In the material below, list every line carrying the string "this".

========

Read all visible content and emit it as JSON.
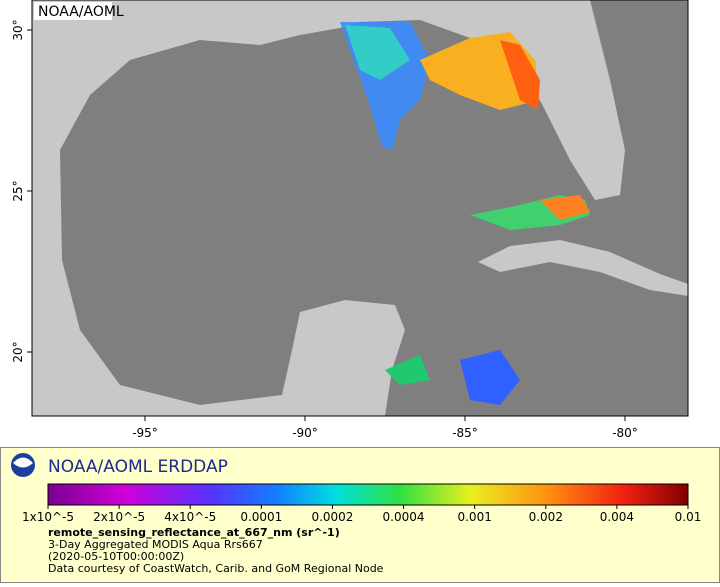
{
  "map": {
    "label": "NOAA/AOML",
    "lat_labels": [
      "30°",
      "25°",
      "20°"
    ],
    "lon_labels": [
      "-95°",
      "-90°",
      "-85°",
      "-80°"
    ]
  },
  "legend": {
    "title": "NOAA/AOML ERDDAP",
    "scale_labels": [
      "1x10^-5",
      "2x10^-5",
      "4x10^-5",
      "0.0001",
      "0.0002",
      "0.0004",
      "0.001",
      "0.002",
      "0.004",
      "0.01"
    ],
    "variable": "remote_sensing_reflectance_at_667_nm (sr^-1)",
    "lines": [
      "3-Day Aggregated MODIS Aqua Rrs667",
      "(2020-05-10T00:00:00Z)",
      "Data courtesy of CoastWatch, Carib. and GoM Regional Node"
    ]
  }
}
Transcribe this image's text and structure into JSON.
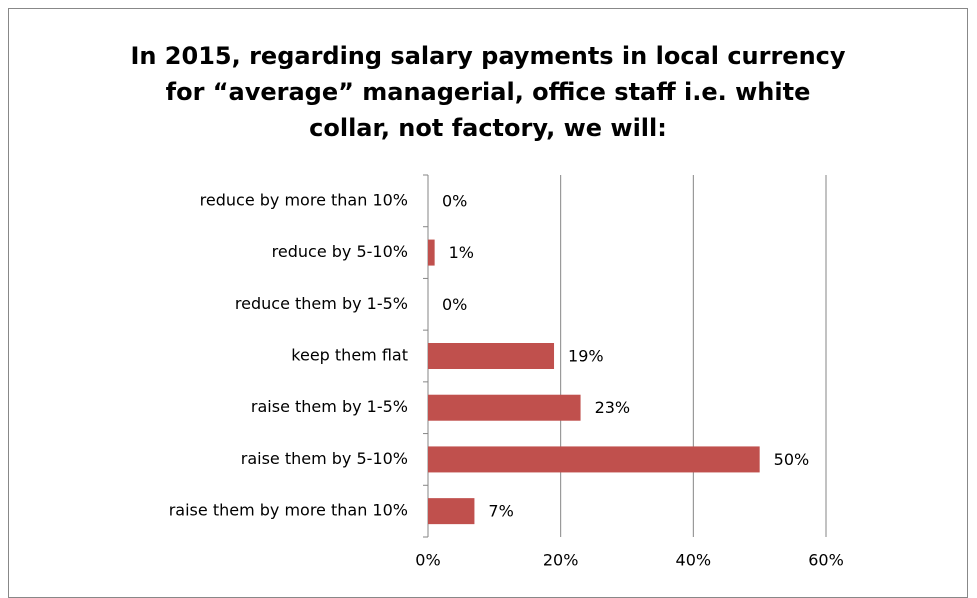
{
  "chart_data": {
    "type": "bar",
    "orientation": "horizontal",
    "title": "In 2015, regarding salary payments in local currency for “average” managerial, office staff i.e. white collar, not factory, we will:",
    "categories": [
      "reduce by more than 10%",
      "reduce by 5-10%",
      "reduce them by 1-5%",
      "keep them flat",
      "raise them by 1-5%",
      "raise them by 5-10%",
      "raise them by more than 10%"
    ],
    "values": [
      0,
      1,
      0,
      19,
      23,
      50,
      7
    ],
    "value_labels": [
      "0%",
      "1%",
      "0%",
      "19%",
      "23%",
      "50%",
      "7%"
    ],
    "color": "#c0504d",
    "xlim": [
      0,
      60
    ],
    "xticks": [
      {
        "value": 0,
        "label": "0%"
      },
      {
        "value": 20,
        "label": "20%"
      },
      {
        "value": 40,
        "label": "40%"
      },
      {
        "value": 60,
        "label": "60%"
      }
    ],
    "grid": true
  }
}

========

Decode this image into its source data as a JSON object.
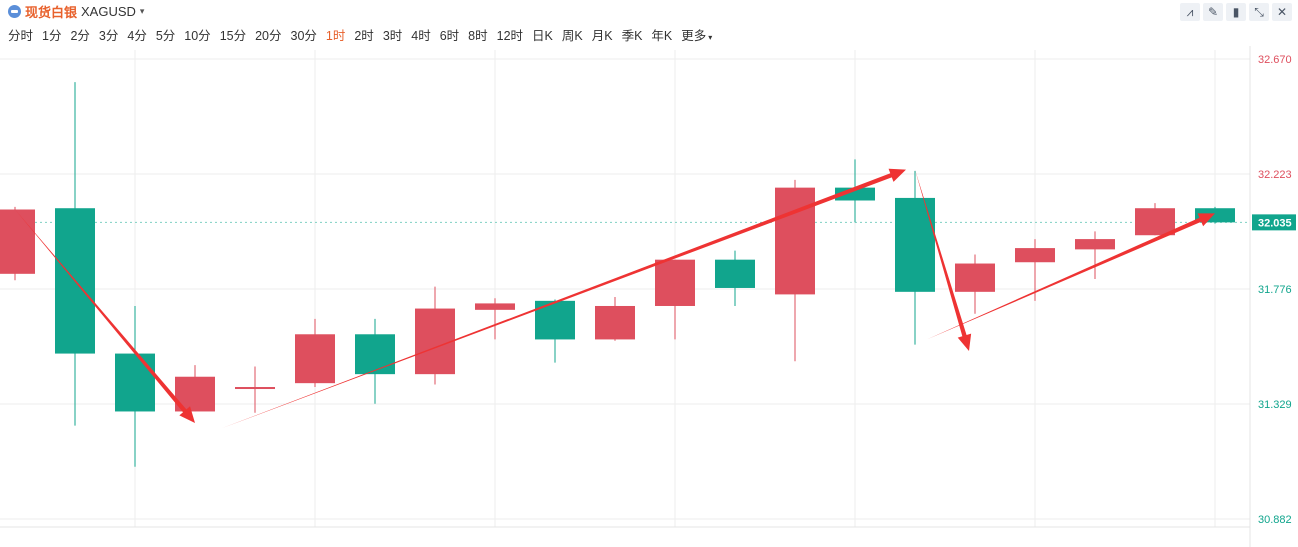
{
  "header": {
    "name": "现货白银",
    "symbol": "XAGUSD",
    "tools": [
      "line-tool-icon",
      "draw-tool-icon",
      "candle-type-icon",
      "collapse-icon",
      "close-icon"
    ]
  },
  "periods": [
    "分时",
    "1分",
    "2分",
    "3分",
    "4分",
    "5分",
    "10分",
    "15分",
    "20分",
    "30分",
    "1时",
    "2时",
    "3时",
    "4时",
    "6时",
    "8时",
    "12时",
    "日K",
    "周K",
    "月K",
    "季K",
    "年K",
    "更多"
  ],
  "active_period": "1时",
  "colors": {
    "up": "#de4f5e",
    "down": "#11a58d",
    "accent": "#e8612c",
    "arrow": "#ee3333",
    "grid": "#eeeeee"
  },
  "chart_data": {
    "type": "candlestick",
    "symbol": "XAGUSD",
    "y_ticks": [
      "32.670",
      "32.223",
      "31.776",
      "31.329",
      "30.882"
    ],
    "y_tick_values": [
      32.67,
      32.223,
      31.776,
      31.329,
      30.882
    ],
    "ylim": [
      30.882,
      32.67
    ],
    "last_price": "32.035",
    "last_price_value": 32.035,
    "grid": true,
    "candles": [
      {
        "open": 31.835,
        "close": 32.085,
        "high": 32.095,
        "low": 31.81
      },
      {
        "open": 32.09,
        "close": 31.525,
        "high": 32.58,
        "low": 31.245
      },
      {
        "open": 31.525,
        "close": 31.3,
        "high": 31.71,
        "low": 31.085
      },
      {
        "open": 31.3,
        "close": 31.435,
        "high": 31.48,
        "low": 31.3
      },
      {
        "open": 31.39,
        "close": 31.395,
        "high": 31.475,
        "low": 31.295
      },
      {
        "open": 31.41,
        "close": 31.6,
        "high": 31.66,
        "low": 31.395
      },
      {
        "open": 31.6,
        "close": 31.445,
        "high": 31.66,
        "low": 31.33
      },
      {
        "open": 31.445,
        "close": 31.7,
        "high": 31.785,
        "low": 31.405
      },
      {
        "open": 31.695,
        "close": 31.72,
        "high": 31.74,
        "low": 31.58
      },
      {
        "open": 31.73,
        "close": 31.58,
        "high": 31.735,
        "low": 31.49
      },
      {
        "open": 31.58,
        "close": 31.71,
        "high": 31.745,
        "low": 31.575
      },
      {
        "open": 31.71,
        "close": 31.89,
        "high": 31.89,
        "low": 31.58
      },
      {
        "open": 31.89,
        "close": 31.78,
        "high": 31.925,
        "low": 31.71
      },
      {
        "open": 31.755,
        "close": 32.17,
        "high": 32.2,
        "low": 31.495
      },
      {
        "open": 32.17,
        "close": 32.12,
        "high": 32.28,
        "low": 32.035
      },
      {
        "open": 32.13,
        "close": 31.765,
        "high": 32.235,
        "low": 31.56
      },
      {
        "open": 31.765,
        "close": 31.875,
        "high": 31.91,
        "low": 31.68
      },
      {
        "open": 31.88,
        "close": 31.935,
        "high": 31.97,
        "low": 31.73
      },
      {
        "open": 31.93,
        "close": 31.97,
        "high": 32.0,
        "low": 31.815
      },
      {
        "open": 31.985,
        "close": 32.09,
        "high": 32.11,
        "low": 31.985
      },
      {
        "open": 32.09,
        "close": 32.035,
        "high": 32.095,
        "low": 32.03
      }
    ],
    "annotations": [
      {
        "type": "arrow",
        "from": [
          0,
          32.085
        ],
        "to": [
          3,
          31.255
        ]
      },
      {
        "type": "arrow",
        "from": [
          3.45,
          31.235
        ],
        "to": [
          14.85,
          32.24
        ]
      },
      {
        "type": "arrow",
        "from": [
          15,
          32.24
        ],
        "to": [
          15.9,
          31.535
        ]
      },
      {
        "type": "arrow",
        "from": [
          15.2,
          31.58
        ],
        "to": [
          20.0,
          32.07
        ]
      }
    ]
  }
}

========

§ **Solved exercise**
Transcribe this image's text and structure into JSON.
Decode this image into its source data as a JSON object.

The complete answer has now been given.